To do =
#1 In the excerpt on SLC30A8 genotype and proinsulin, condense the paragraph beginning "Our results demonstrate" into a short bulleted list that keeps its main facts.
#2 According to the excerpt on SLC30A8 genotype and proinsulin, which intervention group had the largest decrease in fasting proinsulin after 1 year?
#3 Pick up the excerpt on SLC30A8 genotype and proinsulin after its final sentence and write the next part of its discussion.
(Excerpted passage)
After 1 year of randomised DPP intervention, fasting proinsulin levels were significantly decreased (p < 0.001) in all active intervention groups compared with placebo, even after adjustment for 1 year fasting insulin, age, sex and ethnicity (Fig. 1). While intervention groups had significantly lower proinsulin levels than placebo group at 1 year, the lifestyle intervention group had the largest decrease and was significantly lower than the metformin (p < 0.001) or troglitazone (p = 0.002) groups. The metformin and troglitazone intervention groups had similar proinsulin levels at 1 year (p = 0.86). There was no genotype × treatment interaction (p = 0.78), suggesting that the dosage of SLC30A8 risk alleles did not modify the effectiveness of any treatment. As there were no significant genotype × treatment interactions, the four groups were also analysed together. At 1 year after DPP interventions, fasting proinsulin levels were no longer associated significantly with genotype at the SLC30A8 locus when adjusted for 1 year fasting insulin, age, sex and ethnicity (p = 0.86; Table 1).

Fig. 1
figure 1

Fasting proinsulin levels at baseline and 1 year after treatment in placebo (a), metformin (b), lifestyle (c), and troglitazone (d) groups. Proinsulin levels in each treatment panel were stratified by genotype at SLC30A8 rs13266634. Lines coded by genotype connect proinsulin levels at baseline and 1 year for each genotype group (CC continuous lines, CT dotted lines, TT dashed lines) in each treatment arm. Fasting proinsulin decreased significantly in all treatment arms (p < 0.001 by ANCOVA). There was no genotype × treatment interaction (p = 0.78 by ANCOVA). Genotype at SLC30A8 rs13266634 did not predict fasting proinsulin levels at 1 year (p = 0.86 by ANCOVA). All models were adjusted for sex, age and self-reported ethnicity. Baseline values were adjusted for baseline fasting insulin, year 1 values were adjusted for 1 year fasting insulin. Values are mean ± 95% CI

Discussion

Our results demonstrate that genotype at SLC30A8 was associated with fasting proinsulin levels at baseline in the prediabetic DPP cohort; proinsulin levels were positively correlated with dosage of the C diabetes risk allele. These findings are consistent with a previous study demonstrating elevated fasting proinsulin levels in Finnish individuals with IGT [5]. Because fasting proinsulin in our study was adjusted for fasting insulin, this trait represents an elevation of proinsulin that is out of proportion to the hyperinsulinaemia induced by insulin resistance. The persistence of this finding after adjustment for fasting glucose suggests that the effect of genotype on proinsulin is not mediated by ambient glycaemia and its impact on beta cells.
(End Excerpted passage)
(Information provided)
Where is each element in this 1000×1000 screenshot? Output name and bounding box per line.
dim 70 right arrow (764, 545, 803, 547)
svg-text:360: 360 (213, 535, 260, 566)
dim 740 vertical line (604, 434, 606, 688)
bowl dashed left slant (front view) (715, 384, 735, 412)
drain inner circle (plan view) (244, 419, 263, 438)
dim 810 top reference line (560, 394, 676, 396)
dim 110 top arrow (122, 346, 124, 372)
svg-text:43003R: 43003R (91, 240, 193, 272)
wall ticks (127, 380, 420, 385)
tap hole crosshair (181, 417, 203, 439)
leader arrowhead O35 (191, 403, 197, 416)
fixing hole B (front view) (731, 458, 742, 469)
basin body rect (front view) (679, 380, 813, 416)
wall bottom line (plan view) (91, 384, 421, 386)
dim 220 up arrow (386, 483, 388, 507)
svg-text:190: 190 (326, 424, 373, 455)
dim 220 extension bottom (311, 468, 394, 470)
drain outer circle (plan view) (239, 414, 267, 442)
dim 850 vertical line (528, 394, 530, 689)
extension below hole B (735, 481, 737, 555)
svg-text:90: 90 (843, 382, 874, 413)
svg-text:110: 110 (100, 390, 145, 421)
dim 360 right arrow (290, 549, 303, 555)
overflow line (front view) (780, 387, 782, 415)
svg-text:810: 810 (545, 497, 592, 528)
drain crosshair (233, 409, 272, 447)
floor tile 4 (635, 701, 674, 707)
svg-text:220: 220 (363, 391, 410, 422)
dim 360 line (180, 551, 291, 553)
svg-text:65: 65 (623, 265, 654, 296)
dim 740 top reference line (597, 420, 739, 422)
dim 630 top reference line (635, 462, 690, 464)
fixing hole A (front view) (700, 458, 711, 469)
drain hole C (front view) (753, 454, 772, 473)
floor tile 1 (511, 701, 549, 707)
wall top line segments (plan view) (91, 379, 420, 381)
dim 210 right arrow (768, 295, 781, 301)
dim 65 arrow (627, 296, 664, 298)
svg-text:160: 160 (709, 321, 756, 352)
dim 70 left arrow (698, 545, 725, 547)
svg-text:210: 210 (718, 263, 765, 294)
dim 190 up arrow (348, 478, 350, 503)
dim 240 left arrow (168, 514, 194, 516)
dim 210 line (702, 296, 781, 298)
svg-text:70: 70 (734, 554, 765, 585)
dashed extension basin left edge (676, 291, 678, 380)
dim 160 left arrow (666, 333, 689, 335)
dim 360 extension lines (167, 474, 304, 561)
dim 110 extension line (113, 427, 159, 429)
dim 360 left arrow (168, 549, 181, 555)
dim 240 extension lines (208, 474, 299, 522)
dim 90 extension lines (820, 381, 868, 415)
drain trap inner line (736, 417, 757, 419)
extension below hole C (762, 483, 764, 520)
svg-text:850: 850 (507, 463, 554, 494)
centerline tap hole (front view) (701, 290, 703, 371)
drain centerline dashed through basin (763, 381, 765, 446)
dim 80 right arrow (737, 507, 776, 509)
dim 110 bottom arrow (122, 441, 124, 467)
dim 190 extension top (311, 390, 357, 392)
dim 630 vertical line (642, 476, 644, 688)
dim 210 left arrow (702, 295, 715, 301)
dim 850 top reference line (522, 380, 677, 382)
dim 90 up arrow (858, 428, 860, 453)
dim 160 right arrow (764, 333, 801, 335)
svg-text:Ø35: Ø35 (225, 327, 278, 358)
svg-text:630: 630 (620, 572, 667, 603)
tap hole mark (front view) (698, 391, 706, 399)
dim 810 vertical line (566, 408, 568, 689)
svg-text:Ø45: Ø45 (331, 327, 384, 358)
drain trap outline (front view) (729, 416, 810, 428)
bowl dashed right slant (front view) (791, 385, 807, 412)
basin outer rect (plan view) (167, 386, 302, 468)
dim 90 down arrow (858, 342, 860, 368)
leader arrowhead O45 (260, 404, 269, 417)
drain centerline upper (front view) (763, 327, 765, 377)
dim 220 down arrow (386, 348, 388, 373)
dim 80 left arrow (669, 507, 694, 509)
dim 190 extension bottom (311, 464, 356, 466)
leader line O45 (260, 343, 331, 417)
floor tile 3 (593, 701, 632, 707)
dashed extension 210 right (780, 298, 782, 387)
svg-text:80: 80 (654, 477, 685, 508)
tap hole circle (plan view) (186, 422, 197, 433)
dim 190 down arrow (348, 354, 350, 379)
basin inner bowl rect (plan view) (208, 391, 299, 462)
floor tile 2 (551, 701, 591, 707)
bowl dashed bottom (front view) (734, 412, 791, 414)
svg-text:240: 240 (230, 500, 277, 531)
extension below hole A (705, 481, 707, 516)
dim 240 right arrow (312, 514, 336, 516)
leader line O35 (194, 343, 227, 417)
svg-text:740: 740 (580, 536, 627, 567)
(End Information provided)
Answers by item number =
#1
- In the prediabetic DPP cohort, SLC30A8 genotype was associated with fasting proinsulin at baseline.
- Proinsulin levels rose with the dosage of the C diabetes risk allele.
- This agrees with a previous study showing elevated fasting proinsulin in Finnish individuals with IGT.
- Since proinsulin was adjusted for fasting insulin, the elevation is out of proportion to the hyperinsulinaemia induced by insulin resistance.
- The finding persisted after adjustment for fasting glucose. This suggests the genotype effect is not mediated by ambient glycaemia and its impact on beta cells.

#2 The lifestyle intervention group.

#3
After 1 year of DPP treatments, all of which provided an insulin-sensitising effect, proinsulin levels fell in all treatment groups compared with placebo [10]. This decrease in proinsulin levels remained significant after adjustment for 1 year fasting insulin, suggesting that the decrease in proinsulin levels did not simply reflect a fall in insulin. This indicates that the notable amelioration in insulin sensitivity also signals improved beta cell function.

Genotype at SLC30A8 rs13266634 was no longer associated with proinsulin levels in the DPP cohort after 1 year of treatment. This was true for the placebo as well as the active intervention groups. We also note that genotype at SLC30A8 rs13266634 was no longer associated with proinsulin levels at 1 year even in a model unadjusted for baseline proinsulin levels (data not shown). This lack of association could be due to a loss of power to detect proinsulin differences by genotype when the cohort was divided into intervention groups. But these data are also consistent with the postulate that the various insulin-sensitising interventions leading to lower proinsulin levels could have been potent enough to decrease the main effect of SLC30A8 rs13266634 genotype on proinsulin.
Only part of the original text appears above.